WORK TO DO
Find the lines that hold the word "Follow" and return them.

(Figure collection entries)
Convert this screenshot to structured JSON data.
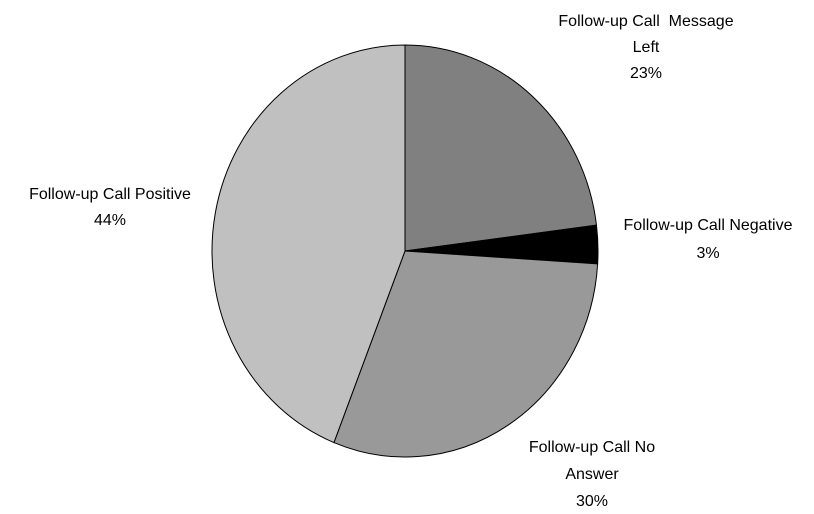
{
  "chart_data": {
    "type": "pie",
    "title": "",
    "start_angle_deg": 0,
    "direction": "clockwise",
    "legend": "none",
    "slices": [
      {
        "label": [
          "Follow-up Call  Message",
          "Left"
        ],
        "value": 23,
        "value_label": "23%",
        "color": "#808080"
      },
      {
        "label": [
          "Follow-up Call Negative"
        ],
        "value": 3,
        "value_label": "3%",
        "color": "#000000"
      },
      {
        "label": [
          "Follow-up Call No",
          "Answer"
        ],
        "value": 30,
        "value_label": "30%",
        "color": "#999999"
      },
      {
        "label": [
          "Follow-up Call Positive"
        ],
        "value": 44,
        "value_label": "44%",
        "color": "#c0c0c0"
      }
    ]
  }
}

COMPLETED TASK
          "Follow-up Call  Message",
          "Follow-up Call Negative"
          "Follow-up Call No",
          "Follow-up Call Positive"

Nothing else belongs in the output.